Task goal:
Isolate every line in the records below with "nSIZE" in it.

Provided material:
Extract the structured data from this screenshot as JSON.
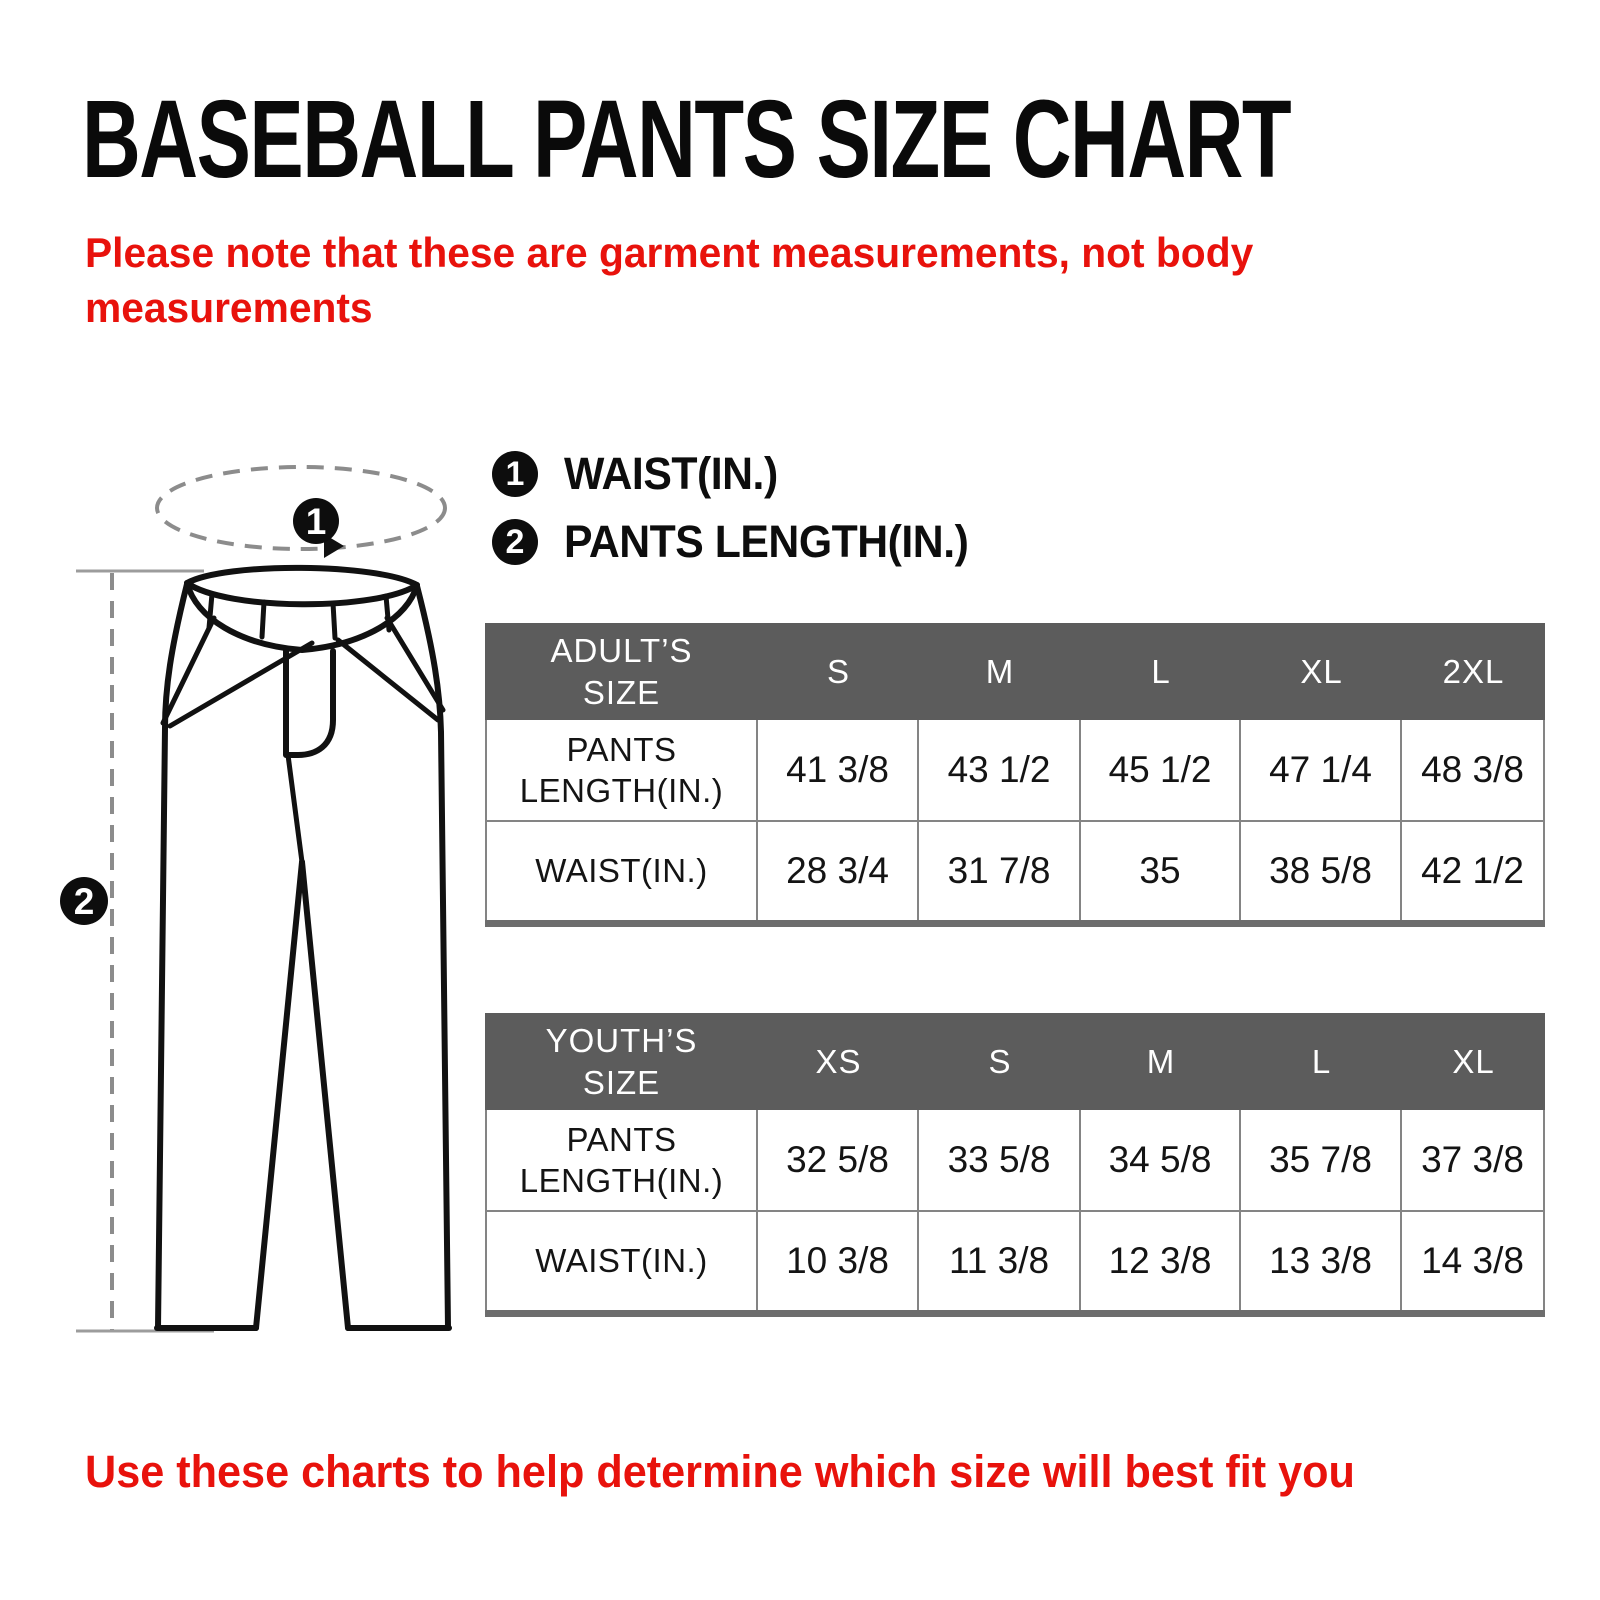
{
  "page": {
    "title": "BASEBALL PANTS SIZE CHART",
    "note": "Please note that these are garment measurements, not body\nmeasurements",
    "footer": "Use these charts to help determine which size will best fit you"
  },
  "colors": {
    "accent_red": "#e8120c",
    "table_header_gray": "#5c5c5c",
    "table_border_gray": "#848484"
  },
  "legend": {
    "items": [
      {
        "marker": "1",
        "label": "WAIST(IN.)"
      },
      {
        "marker": "2",
        "label": "PANTS LENGTH(IN.)"
      }
    ]
  },
  "diagram": {
    "waist_marker": "1",
    "length_marker": "2"
  },
  "tables": [
    {
      "id": "adults",
      "header_label": "ADULT’S\nSIZE",
      "columns": [
        "S",
        "M",
        "L",
        "XL",
        "2XL"
      ],
      "rows": [
        {
          "label": "PANTS\nLENGTH(IN.)",
          "values": [
            "41 3/8",
            "43 1/2",
            "45 1/2",
            "47 1/4",
            "48 3/8"
          ]
        },
        {
          "label": "WAIST(IN.)",
          "values": [
            "28 3/4",
            "31 7/8",
            "35",
            "38 5/8",
            "42 1/2"
          ]
        }
      ]
    },
    {
      "id": "youths",
      "header_label": "YOUTH’S\nSIZE",
      "columns": [
        "XS",
        "S",
        "M",
        "L",
        "XL"
      ],
      "rows": [
        {
          "label": "PANTS\nLENGTH(IN.)",
          "values": [
            "32 5/8",
            "33 5/8",
            "34 5/8",
            "35 7/8",
            "37 3/8"
          ]
        },
        {
          "label": "WAIST(IN.)",
          "values": [
            "10 3/8",
            "11 3/8",
            "12 3/8",
            "13 3/8",
            "14 3/8"
          ]
        }
      ]
    }
  ]
}
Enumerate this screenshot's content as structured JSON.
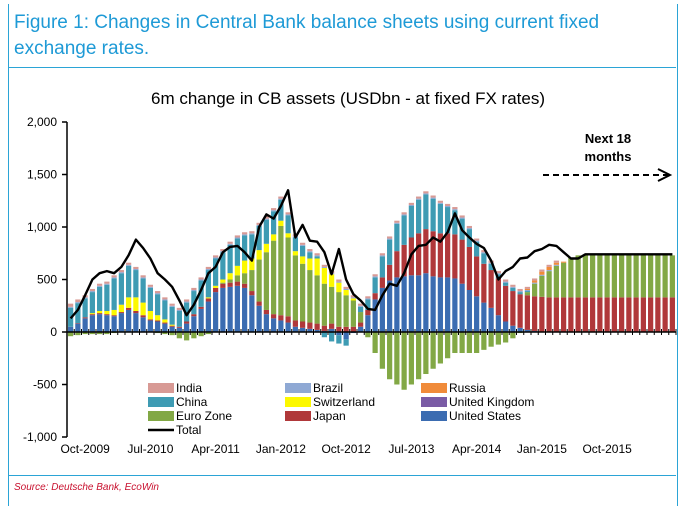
{
  "figure_title": "Figure 1: Changes in Central Bank balance sheets using current fixed exchange rates.",
  "source": "Source: Deutsche Bank, EcoWin",
  "colors": {
    "India": "#d89a95",
    "China": "#3e9bb3",
    "Euro Zone": "#82a845",
    "Brazil": "#8fa9d4",
    "Switzerland": "#fcf800",
    "Japan": "#b0383a",
    "Russia": "#f08b3a",
    "United Kingdom": "#7a5ba5",
    "United States": "#3b6cb1",
    "Total": "#000000",
    "accent": "#1e9ad6"
  },
  "chart_data": {
    "type": "bar",
    "title": "6m change in CB assets (USDbn - at fixed FX rates)",
    "xlabel": "",
    "ylabel": "",
    "ylim": [
      -1000,
      2000
    ],
    "yticks": [
      -1000,
      -500,
      0,
      500,
      1000,
      1500,
      2000
    ],
    "ytick_labels": [
      "-1,000",
      "-500",
      "0",
      "500",
      "1,000",
      "1,500",
      "2,000"
    ],
    "stacked": true,
    "x_tick_labels": [
      "Oct-2009",
      "Jul-2010",
      "Apr-2011",
      "Jan-2012",
      "Oct-2012",
      "Jul-2013",
      "Apr-2014",
      "Jan-2015",
      "Oct-2015"
    ],
    "categories": [
      "2009-08",
      "2009-09",
      "2009-10",
      "2009-11",
      "2009-12",
      "2010-01",
      "2010-02",
      "2010-03",
      "2010-04",
      "2010-05",
      "2010-06",
      "2010-07",
      "2010-08",
      "2010-09",
      "2010-10",
      "2010-11",
      "2010-12",
      "2011-01",
      "2011-02",
      "2011-03",
      "2011-04",
      "2011-05",
      "2011-06",
      "2011-07",
      "2011-08",
      "2011-09",
      "2011-10",
      "2011-11",
      "2011-12",
      "2012-01",
      "2012-02",
      "2012-03",
      "2012-04",
      "2012-05",
      "2012-06",
      "2012-07",
      "2012-08",
      "2012-09",
      "2012-10",
      "2012-11",
      "2012-12",
      "2013-01",
      "2013-02",
      "2013-03",
      "2013-04",
      "2013-05",
      "2013-06",
      "2013-07",
      "2013-08",
      "2013-09",
      "2013-10",
      "2013-11",
      "2013-12",
      "2014-01",
      "2014-02",
      "2014-03",
      "2014-04",
      "2014-05",
      "2014-06",
      "2014-07",
      "2014-08",
      "2014-09",
      "2014-10",
      "2014-11",
      "2014-12",
      "2015-01",
      "2015-02",
      "2015-03",
      "2015-04",
      "2015-05",
      "2015-06",
      "2015-07",
      "2015-08",
      "2015-09",
      "2015-10",
      "2015-11",
      "2015-12",
      "2016-01",
      "2016-02",
      "2016-03",
      "2016-04",
      "2016-05",
      "2016-06",
      "2016-07"
    ],
    "series": [
      {
        "name": "United States",
        "values": [
          50,
          80,
          130,
          160,
          170,
          160,
          150,
          180,
          210,
          180,
          140,
          110,
          100,
          80,
          50,
          40,
          80,
          150,
          220,
          290,
          380,
          420,
          430,
          440,
          420,
          350,
          250,
          170,
          130,
          110,
          90,
          50,
          40,
          30,
          20,
          10,
          30,
          -30,
          -70,
          -10,
          50,
          160,
          310,
          420,
          490,
          520,
          530,
          540,
          540,
          560,
          530,
          520,
          520,
          510,
          460,
          400,
          340,
          280,
          230,
          160,
          100,
          60,
          40,
          20,
          10,
          5,
          0,
          0,
          0,
          0,
          0,
          0,
          0,
          0,
          0,
          0,
          0,
          0,
          0,
          0,
          0,
          0,
          0,
          0
        ]
      },
      {
        "name": "Japan",
        "values": [
          0,
          5,
          10,
          10,
          10,
          10,
          10,
          10,
          20,
          20,
          20,
          10,
          10,
          10,
          10,
          10,
          20,
          20,
          20,
          30,
          40,
          40,
          40,
          40,
          40,
          40,
          40,
          40,
          40,
          50,
          60,
          60,
          60,
          60,
          60,
          50,
          50,
          50,
          50,
          50,
          40,
          50,
          60,
          100,
          150,
          250,
          300,
          360,
          400,
          420,
          430,
          420,
          420,
          420,
          420,
          410,
          380,
          370,
          360,
          350,
          340,
          330,
          320,
          330,
          330,
          330,
          330,
          330,
          330,
          330,
          330,
          330,
          330,
          330,
          330,
          330,
          330,
          330,
          330,
          330,
          330,
          330,
          330,
          330
        ]
      },
      {
        "name": "Euro Zone",
        "values": [
          -40,
          -30,
          -20,
          -20,
          -20,
          -20,
          -10,
          0,
          0,
          0,
          0,
          0,
          -10,
          -20,
          -30,
          -60,
          -80,
          -60,
          -40,
          -20,
          0,
          10,
          30,
          60,
          100,
          200,
          400,
          550,
          700,
          850,
          750,
          620,
          550,
          500,
          460,
          400,
          350,
          330,
          300,
          250,
          100,
          -50,
          -200,
          -350,
          -450,
          -500,
          -550,
          -500,
          -450,
          -400,
          -350,
          -300,
          -250,
          -200,
          -200,
          -200,
          -200,
          -170,
          -140,
          -120,
          -100,
          -60,
          -10,
          30,
          120,
          200,
          250,
          300,
          330,
          380,
          400,
          400,
          400,
          400,
          400,
          400,
          400,
          400,
          400,
          400,
          400,
          400,
          400,
          400
        ]
      },
      {
        "name": "Switzerland",
        "values": [
          0,
          0,
          0,
          10,
          20,
          30,
          50,
          70,
          100,
          130,
          120,
          80,
          50,
          30,
          10,
          0,
          0,
          0,
          0,
          10,
          20,
          30,
          60,
          90,
          120,
          110,
          90,
          80,
          60,
          50,
          40,
          40,
          70,
          110,
          160,
          150,
          120,
          90,
          50,
          20,
          0,
          0,
          0,
          0,
          0,
          0,
          0,
          0,
          0,
          0,
          0,
          0,
          0,
          0,
          0,
          0,
          0,
          0,
          0,
          0,
          0,
          0,
          0,
          0,
          0,
          0,
          0,
          0,
          0,
          0,
          0,
          0,
          0,
          0,
          0,
          0,
          0,
          0,
          0,
          0,
          0,
          0,
          0,
          0
        ]
      },
      {
        "name": "China",
        "values": [
          180,
          190,
          180,
          200,
          230,
          250,
          300,
          300,
          300,
          260,
          230,
          220,
          200,
          180,
          170,
          150,
          180,
          220,
          250,
          260,
          260,
          260,
          270,
          260,
          240,
          230,
          230,
          230,
          220,
          200,
          170,
          130,
          100,
          60,
          20,
          -50,
          -90,
          -80,
          -60,
          0,
          50,
          100,
          150,
          200,
          240,
          260,
          280,
          300,
          320,
          330,
          310,
          280,
          250,
          230,
          200,
          170,
          140,
          100,
          60,
          40,
          30,
          30,
          20,
          10,
          0,
          0,
          0,
          0,
          0,
          0,
          0,
          0,
          0,
          0,
          0,
          0,
          0,
          0,
          0,
          0,
          0,
          0,
          0,
          0
        ]
      },
      {
        "name": "Brazil",
        "values": [
          10,
          10,
          10,
          10,
          10,
          10,
          10,
          10,
          10,
          10,
          10,
          10,
          10,
          10,
          10,
          10,
          10,
          10,
          10,
          10,
          10,
          10,
          10,
          10,
          10,
          10,
          10,
          10,
          10,
          10,
          10,
          10,
          10,
          10,
          10,
          10,
          10,
          10,
          10,
          10,
          10,
          10,
          10,
          10,
          10,
          10,
          10,
          10,
          10,
          10,
          10,
          10,
          10,
          10,
          10,
          10,
          10,
          10,
          10,
          10,
          10,
          10,
          10,
          10,
          10,
          10,
          10,
          10,
          0,
          0,
          0,
          0,
          0,
          0,
          0,
          0,
          0,
          0,
          0,
          0,
          0,
          0,
          0,
          0
        ]
      },
      {
        "name": "Russia",
        "values": [
          0,
          0,
          0,
          0,
          0,
          0,
          0,
          0,
          0,
          0,
          0,
          0,
          0,
          0,
          0,
          0,
          0,
          0,
          0,
          0,
          0,
          0,
          0,
          0,
          0,
          0,
          0,
          0,
          0,
          0,
          0,
          0,
          0,
          0,
          0,
          0,
          0,
          0,
          0,
          0,
          0,
          0,
          0,
          0,
          0,
          0,
          0,
          0,
          0,
          0,
          0,
          0,
          0,
          0,
          0,
          0,
          0,
          0,
          0,
          0,
          0,
          0,
          0,
          10,
          20,
          30,
          30,
          20,
          10,
          0,
          0,
          0,
          0,
          0,
          0,
          0,
          0,
          0,
          0,
          0,
          0,
          0,
          0,
          0
        ]
      },
      {
        "name": "United Kingdom",
        "values": [
          0,
          0,
          0,
          0,
          0,
          0,
          0,
          0,
          0,
          0,
          0,
          0,
          0,
          0,
          0,
          0,
          0,
          0,
          0,
          0,
          0,
          0,
          0,
          0,
          0,
          0,
          0,
          0,
          0,
          0,
          0,
          0,
          0,
          0,
          0,
          0,
          0,
          0,
          0,
          0,
          0,
          0,
          0,
          0,
          0,
          0,
          0,
          0,
          0,
          0,
          0,
          0,
          0,
          0,
          0,
          0,
          0,
          0,
          0,
          0,
          0,
          0,
          0,
          0,
          0,
          0,
          0,
          0,
          0,
          0,
          0,
          0,
          0,
          0,
          0,
          0,
          0,
          0,
          0,
          0,
          0,
          0,
          0,
          0
        ]
      },
      {
        "name": "India",
        "values": [
          30,
          25,
          20,
          20,
          20,
          20,
          20,
          20,
          20,
          20,
          20,
          20,
          20,
          20,
          20,
          20,
          20,
          20,
          20,
          20,
          20,
          20,
          20,
          20,
          20,
          20,
          20,
          20,
          20,
          20,
          20,
          20,
          20,
          20,
          20,
          20,
          20,
          20,
          20,
          20,
          20,
          20,
          20,
          20,
          20,
          20,
          20,
          20,
          20,
          20,
          20,
          20,
          20,
          20,
          20,
          20,
          20,
          20,
          20,
          20,
          20,
          20,
          20,
          20,
          20,
          20,
          20,
          20,
          0,
          0,
          0,
          0,
          0,
          0,
          0,
          0,
          0,
          0,
          0,
          0,
          0,
          0,
          0,
          0
        ]
      },
      {
        "name": "Total",
        "type": "line",
        "values": [
          130,
          210,
          350,
          500,
          560,
          580,
          560,
          620,
          730,
          880,
          800,
          700,
          560,
          500,
          430,
          300,
          160,
          260,
          400,
          560,
          620,
          760,
          810,
          820,
          760,
          680,
          1000,
          1120,
          1080,
          1200,
          1350,
          900,
          1020,
          870,
          860,
          760,
          550,
          790,
          500,
          360,
          300,
          220,
          210,
          350,
          460,
          440,
          560,
          740,
          820,
          830,
          900,
          860,
          950,
          1130,
          970,
          900,
          840,
          800,
          680,
          500,
          580,
          620,
          700,
          710,
          770,
          790,
          830,
          820,
          760,
          700,
          700,
          740,
          740,
          740,
          740,
          740,
          740,
          740,
          740,
          740,
          740,
          740,
          740,
          740
        ]
      }
    ],
    "legend": {
      "position": "bottom-center",
      "items": [
        "India",
        "Brazil",
        "Russia",
        "China",
        "Switzerland",
        "United Kingdom",
        "Euro Zone",
        "Japan",
        "United States",
        "Total"
      ]
    },
    "annotation": {
      "text_line1": "Next 18",
      "text_line2": "months"
    }
  }
}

Output of the task:
      "header_label": "ADULT’S\nSIZE",
      "header_label": "YOUTH’S\nSIZE",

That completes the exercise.